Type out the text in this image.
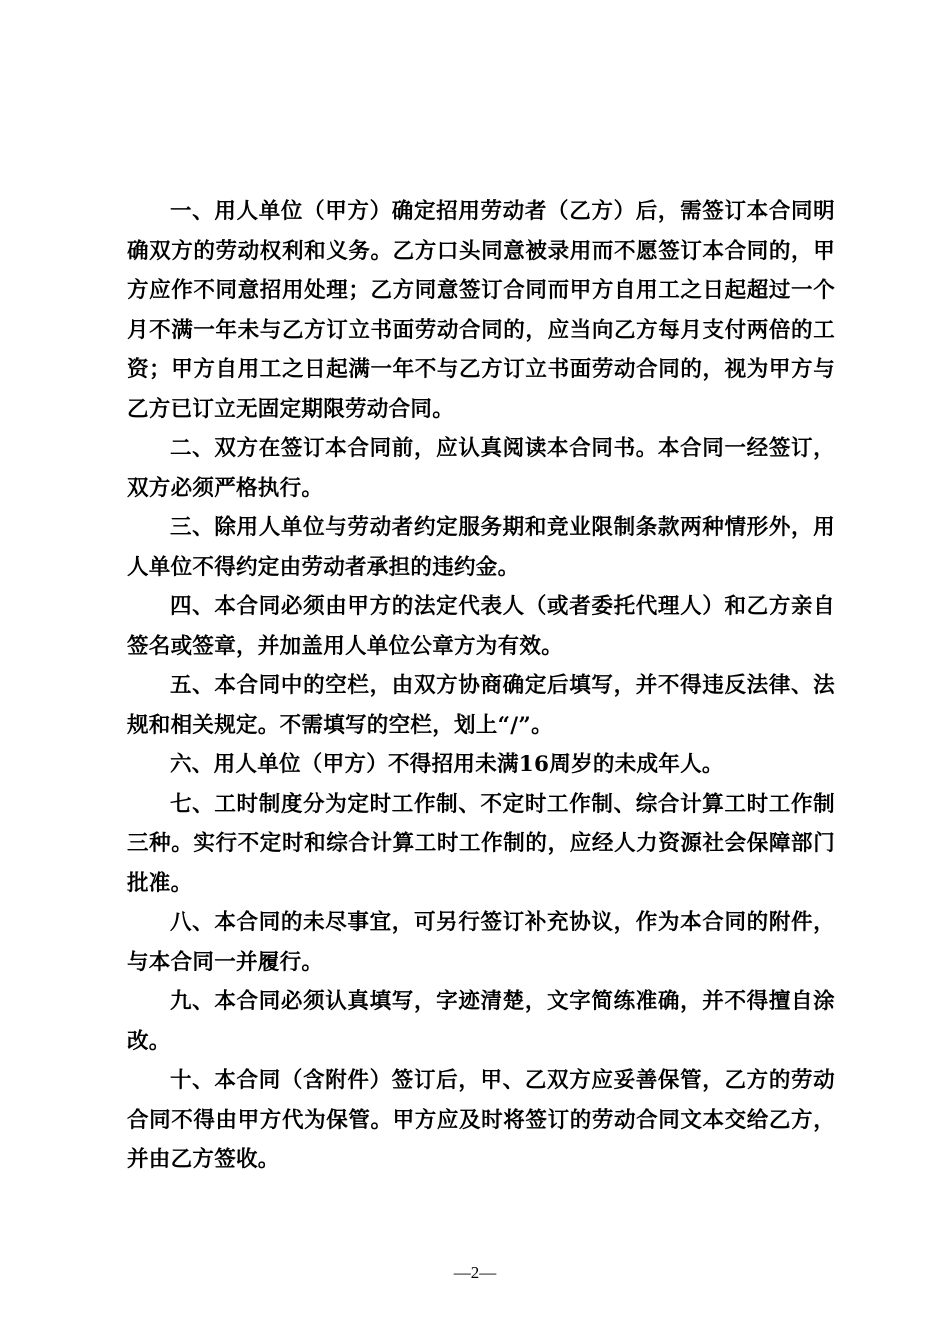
一、用人单位（甲方）确定招用劳动者（乙方）后，需签订本合同明确双方的劳动权利和义务。乙方口头同意被录用而不愿签订本合同的，甲方应作不同意招用处理；乙方同意签订合同而甲方自用工之日起超过一个月不满一年未与乙方订立书面劳动合同的，应当向乙方每月支付两倍的工资；甲方自用工之日起满一年不与乙方订立书面劳动合同的，视为甲方与乙方已订立无固定期限劳动合同。

二、双方在签订本合同前，应认真阅读本合同书。本合同一经签订，双方必须严格执行。

三、除用人单位与劳动者约定服务期和竞业限制条款两种情形外，用人单位不得约定由劳动者承担的违约金。

四、本合同必须由甲方的法定代表人（或者委托代理人）和乙方亲自签名或签章，并加盖用人单位公章方为有效。

五、本合同中的空栏，由双方协商确定后填写，并不得违反法律、法规和相关规定。不需填写的空栏，划上“/”。

六、用人单位（甲方）不得招用未满16周岁的未成年人。

七、工时制度分为定时工作制、不定时工作制、综合计算工时工作制三种。实行不定时和综合计算工时工作制的，应经人力资源社会保障部门批准。

八、本合同的未尽事宜，可另行签订补充协议，作为本合同的附件，与本合同一并履行。

九、本合同必须认真填写，字迹清楚，文字简练准确，并不得擅自涂改。

十、本合同（含附件）签订后，甲、乙双方应妥善保管，乙方的劳动合同不得由甲方代为保管。甲方应及时将签订的劳动合同文本交给乙方，并由乙方签收。

—2—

TASK REQUIREMENTS: Using the material above, retype each entry exactly and omit the pictures.

THE SOLUTION:
Type out the text in this image.
一、用人单位（甲方）确定招用劳动者（乙方）后，需签订本合同明确双方的劳动权利和义务。乙方口头同意被录用而不愿签订本合同的，甲方应作不同意招用处理；乙方同意签订合同而甲方自用工之日起超过一个月不满一年未与乙方订立书面劳动合同的，应当向乙方每月支付两倍的工资；甲方自用工之日起满一年不与乙方订立书面劳动合同的，视为甲方与乙方已订立无固定期限劳动合同。

二、双方在签订本合同前，应认真阅读本合同书。本合同一经签订，双方必须严格执行。

三、除用人单位与劳动者约定服务期和竞业限制条款两种情形外，用人单位不得约定由劳动者承担的违约金。

四、本合同必须由甲方的法定代表人（或者委托代理人）和乙方亲自签名或签章，并加盖用人单位公章方为有效。

五、本合同中的空栏，由双方协商确定后填写，并不得违反法律、法规和相关规定。不需填写的空栏，划上“/”。

六、用人单位（甲方）不得招用未满16周岁的未成年人。

七、工时制度分为定时工作制、不定时工作制、综合计算工时工作制三种。实行不定时和综合计算工时工作制的，应经人力资源社会保障部门批准。

八、本合同的未尽事宜，可另行签订补充协议，作为本合同的附件，与本合同一并履行。

九、本合同必须认真填写，字迹清楚，文字简练准确，并不得擅自涂改。

十、本合同（含附件）签订后，甲、乙双方应妥善保管，乙方的劳动合同不得由甲方代为保管。甲方应及时将签订的劳动合同文本交给乙方，并由乙方签收。

—2—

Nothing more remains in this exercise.